-- Directions --
Your task is to tally the lines of the listing containing the word "围炉谈心" and report the figure alone.

[BEGIN Entries provided]

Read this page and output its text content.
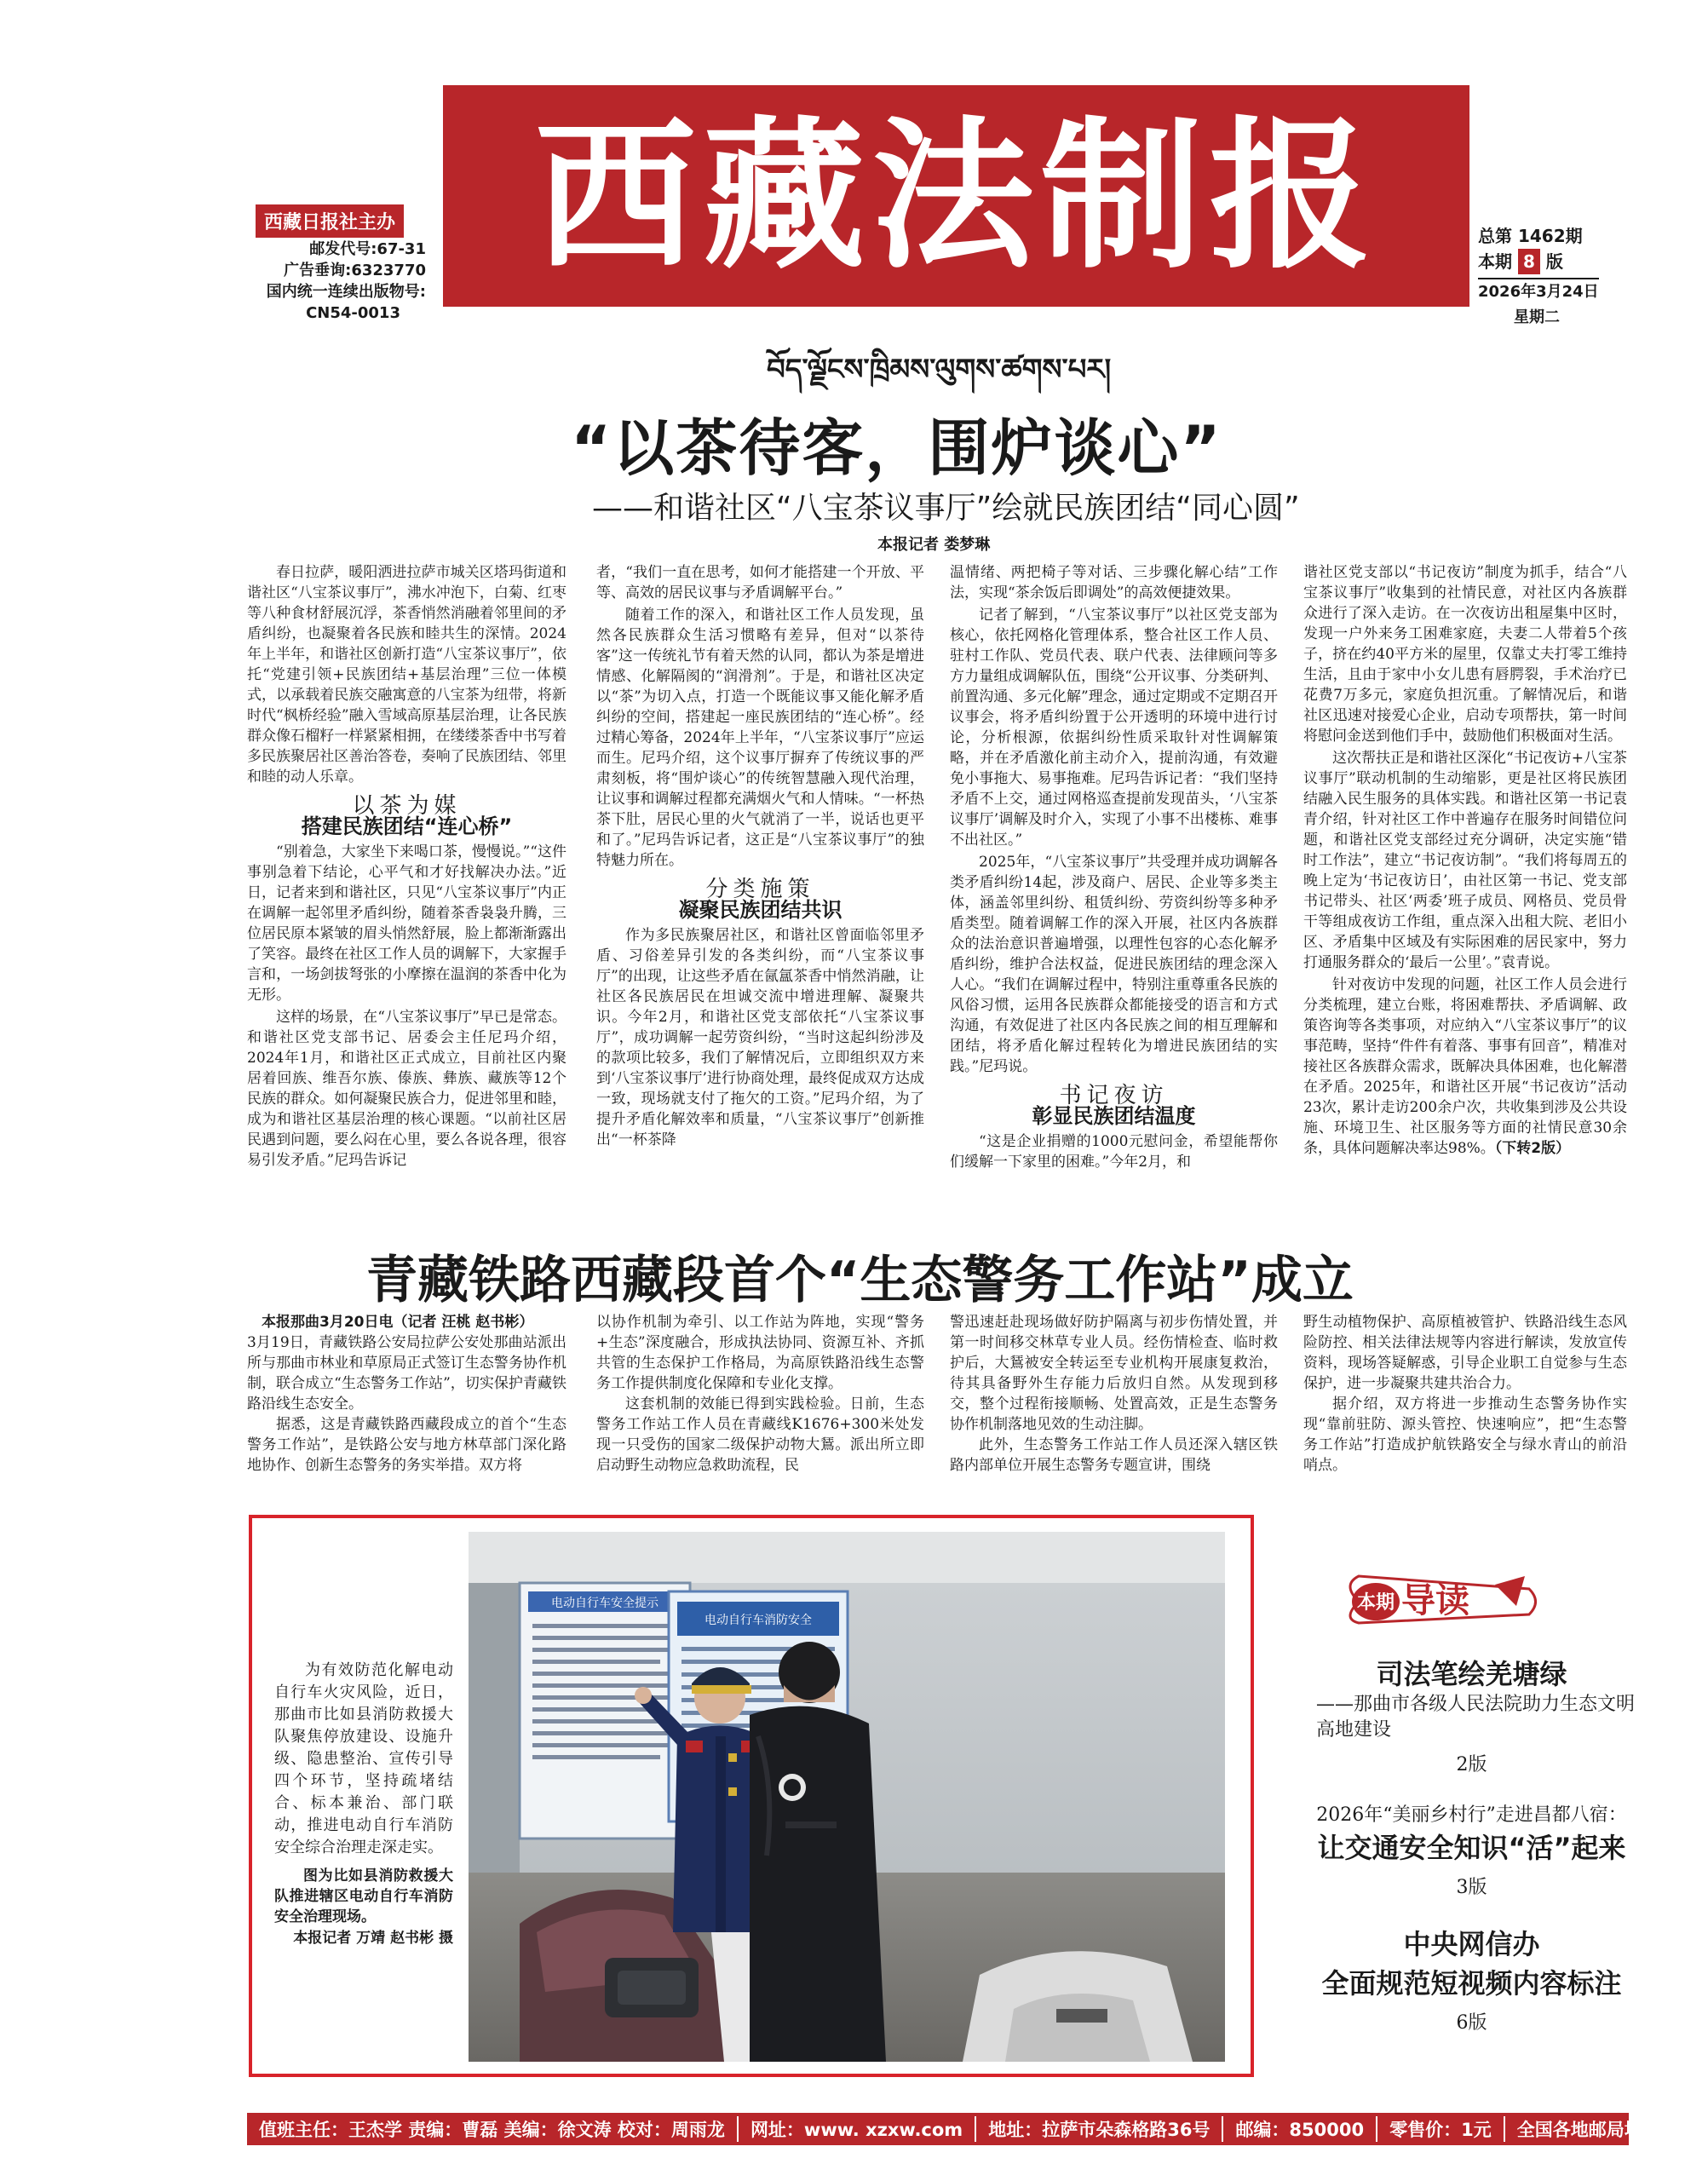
西藏法制报
西藏日报社主办
邮发代号:67-31
广告垂询:6323770
国内统一连续出版物号:
CN54-0013
总第 1462期
本期 8 版
2026年3月24日
星期二
བོད་ལྗོངས་ཁྲིམས་ལུགས་ཚགས་པར།
“以茶待客，围炉谈心”
——和谐社区“八宝茶议事厅”绘就民族团结“同心圆”
本报记者 娄梦琳

春日拉萨，暖阳洒进拉萨市城关区塔玛街道和谐社区“八宝茶议事厅”，沸水冲泡下，白菊、红枣等八种食材舒展沉浮，茶香悄然消融着邻里间的矛盾纠纷，也凝聚着各民族和睦共生的深情。2024年上半年，和谐社区创新打造“八宝茶议事厅”，依托“党建引领+民族团结+基层治理”三位一体模式，以承载着民族交融寓意的八宝茶为纽带，将新时代“枫桥经验”融入雪域高原基层治理，让各民族群众像石榴籽一样紧紧相拥，在缕缕茶香中书写着多民族聚居社区善治答卷，奏响了民族团结、邻里和睦的动人乐章。

以茶为媒
搭建民族团结“连心桥”

“别着急，大家坐下来喝口茶，慢慢说。”“这件事别急着下结论，心平气和才好找解决办法。”近日，记者来到和谐社区，只见“八宝茶议事厅”内正在调解一起邻里矛盾纠纷，随着茶香袅袅升腾，三位居民原本紧皱的眉头悄然舒展，脸上都渐渐露出了笑容。最终在社区工作人员的调解下，大家握手言和，一场剑拔弩张的小摩擦在温润的茶香中化为无形。

这样的场景，在“八宝茶议事厅”早已是常态。和谐社区党支部书记、居委会主任尼玛介绍，2024年1月，和谐社区正式成立，目前社区内聚居着回族、维吾尔族、傣族、彝族、藏族等12个民族的群众。如何凝聚民族合力，促进邻里和睦，成为和谐社区基层治理的核心课题。“以前社区居民遇到问题，要么闷在心里，要么各说各理，很容易引发矛盾。”尼玛告诉记

者，“我们一直在思考，如何才能搭建一个开放、平等、高效的居民议事与矛盾调解平台。”

随着工作的深入，和谐社区工作人员发现，虽然各民族群众生活习惯略有差异，但对“以茶待客”这一传统礼节有着天然的认同，都认为茶是增进情感、化解隔阂的“润滑剂”。于是，和谐社区决定以“茶”为切入点，打造一个既能议事又能化解矛盾纠纷的空间，搭建起一座民族团结的“连心桥”。经过精心筹备，2024年上半年，“八宝茶议事厅”应运而生。尼玛介绍，这个议事厅摒弃了传统议事的严肃刻板，将“围炉谈心”的传统智慧融入现代治理，让议事和调解过程都充满烟火气和人情味。“一杯热茶下肚，居民心里的火气就消了一半，说话也更平和了。”尼玛告诉记者，这正是“八宝茶议事厅”的独特魅力所在。

分类施策
凝聚民族团结共识

作为多民族聚居社区，和谐社区曾面临邻里矛盾、习俗差异引发的各类纠纷，而“八宝茶议事厅”的出现，让这些矛盾在氤氲茶香中悄然消融，让社区各民族居民在坦诚交流中增进理解、凝聚共识。今年2月，和谐社区党支部依托“八宝茶议事厅”，成功调解一起劳资纠纷，“当时这起纠纷涉及的款项比较多，我们了解情况后，立即组织双方来到‘八宝茶议事厅’进行协商处理，最终促成双方达成一致，现场就支付了拖欠的工资。”尼玛介绍，为了提升矛盾化解效率和质量，“八宝茶议事厅”创新推出“一杯茶降

温情绪、两把椅子等对话、三步骤化解心结”工作法，实现“茶余饭后即调处”的高效便捷效果。

记者了解到，“八宝茶议事厅”以社区党支部为核心，依托网格化管理体系，整合社区工作人员、驻村工作队、党员代表、联户代表、法律顾问等多方力量组成调解队伍，围绕“公开议事、分类研判、前置沟通、多元化解”理念，通过定期或不定期召开议事会，将矛盾纠纷置于公开透明的环境中进行讨论，分析根源，依据纠纷性质采取针对性调解策略，并在矛盾激化前主动介入，提前沟通，有效避免小事拖大、易事拖难。尼玛告诉记者：“我们坚持矛盾不上交，通过网格巡查提前发现苗头，‘八宝茶议事厅’调解及时介入，实现了小事不出楼栋、难事不出社区。”

2025年，“八宝茶议事厅”共受理并成功调解各类矛盾纠纷14起，涉及商户、居民、企业等多类主体，涵盖邻里纠纷、租赁纠纷、劳资纠纷等多种矛盾类型。随着调解工作的深入开展，社区内各族群众的法治意识普遍增强，以理性包容的心态化解矛盾纠纷，维护合法权益，促进民族团结的理念深入人心。“我们在调解过程中，特别注重尊重各民族的风俗习惯，运用各民族群众都能接受的语言和方式沟通，有效促进了社区内各民族之间的相互理解和团结，将矛盾化解过程转化为增进民族团结的实践。”尼玛说。

书记夜访
彰显民族团结温度

“这是企业捐赠的1000元慰问金，希望能帮你们缓解一下家里的困难。”今年2月，和

谐社区党支部以“书记夜访”制度为抓手，结合“八宝茶议事厅”收集到的社情民意，对社区内各族群众进行了深入走访。在一次夜访出租屋集中区时，发现一户外来务工困难家庭，夫妻二人带着5个孩子，挤在约40平方米的屋里，仅靠丈夫打零工维持生活，且由于家中小女儿患有唇腭裂，手术治疗已花费7万多元，家庭负担沉重。了解情况后，和谐社区迅速对接爱心企业，启动专项帮扶，第一时间将慰问金送到他们手中，鼓励他们积极面对生活。

这次帮扶正是和谐社区深化“书记夜访+八宝茶议事厅”联动机制的生动缩影，更是社区将民族团结融入民生服务的具体实践。和谐社区第一书记袁青介绍，针对社区工作中普遍存在服务时间错位问题，和谐社区党支部经过充分调研，决定实施“错时工作法”，建立“书记夜访制”。“我们将每周五的晚上定为‘书记夜访日’，由社区第一书记、党支部书记带头、社区‘两委’班子成员、网格员、党员骨干等组成夜访工作组，重点深入出租大院、老旧小区、矛盾集中区域及有实际困难的居民家中，努力打通服务群众的‘最后一公里’。”袁青说。

针对夜访中发现的问题，社区工作人员会进行分类梳理，建立台账，将困难帮扶、矛盾调解、政策咨询等各类事项，对应纳入“八宝茶议事厅”的议事范畴，坚持“件件有着落、事事有回音”，精准对接社区各族群众需求，既解决具体困难，也化解潜在矛盾。2025年，和谐社区开展“书记夜访”活动23次，累计走访200余户次，共收集到涉及公共设施、环境卫生、社区服务等方面的社情民意30余条，具体问题解决率达98%。（下转2版）

青藏铁路西藏段首个“生态警务工作站”成立

本报那曲3月20日电（记者 汪桃 赵书彬）

3月19日，青藏铁路公安局拉萨公安处那曲站派出所与那曲市林业和草原局正式签订生态警务协作机制，联合成立“生态警务工作站”，切实保护青藏铁路沿线生态安全。

据悉，这是青藏铁路西藏段成立的首个“生态警务工作站”，是铁路公安与地方林草部门深化路地协作、创新生态警务的务实举措。双方将

以协作机制为牵引、以工作站为阵地，实现“警务+生态”深度融合，形成执法协同、资源互补、齐抓共管的生态保护工作格局，为高原铁路沿线生态警务工作提供制度化保障和专业化支撑。

这套机制的效能已得到实践检验。日前，生态警务工作站工作人员在青藏线K1676+300米处发现一只受伤的国家二级保护动物大鵟。派出所立即启动野生动物应急救助流程，民

警迅速赶赴现场做好防护隔离与初步伤情处置，并第一时间移交林草专业人员。经伤情检查、临时救护后，大鵟被安全转运至专业机构开展康复救治，待其具备野外生存能力后放归自然。从发现到移交，整个过程衔接顺畅、处置高效，正是生态警务协作机制落地见效的生动注脚。

此外，生态警务工作站工作人员还深入辖区铁路内部单位开展生态警务专题宣讲，围绕

野生动植物保护、高原植被管护、铁路沿线生态风险防控、相关法律法规等内容进行解读，发放宣传资料，现场答疑解惑，引导企业职工自觉参与生态保护，进一步凝聚共建共治合力。

据介绍，双方将进一步推动生态警务协作实现“靠前驻防、源头管控、快速响应”，把“生态警务工作站”打造成护航铁路安全与绿水青山的前沿哨点。

为有效防范化解电动自行车火灾风险，近日，那曲市比如县消防救援大队聚焦停放建设、设施升级、隐患整治、宣传引导四个环节，坚持疏堵结合、标本兼治、部门联动，推进电动自行车消防安全综合治理走深走实。

图为比如县消防救援大队推进辖区电动自行车消防安全治理现场。
本报记者 万靖 赵书彬 摄
电动自行车安全提示
电动自行车消防安全
本期 导读
司法笔绘羌塘绿
——那曲市各级人民法院助力生态文明高地建设
2版
2026年“美丽乡村行”走进昌都八宿：
让交通安全知识“活”起来
3版
中央网信办
全面规范短视频内容标注
6版
值班主任：王杰学 责编：曹磊 美编：徐文涛 校对：周雨龙	网址：www. xzxw.com	地址：拉萨市朵森格路36号	邮编：850000	零售价：1元	全国各地邮局均可订阅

[END Entries provided]

-- Task output --
2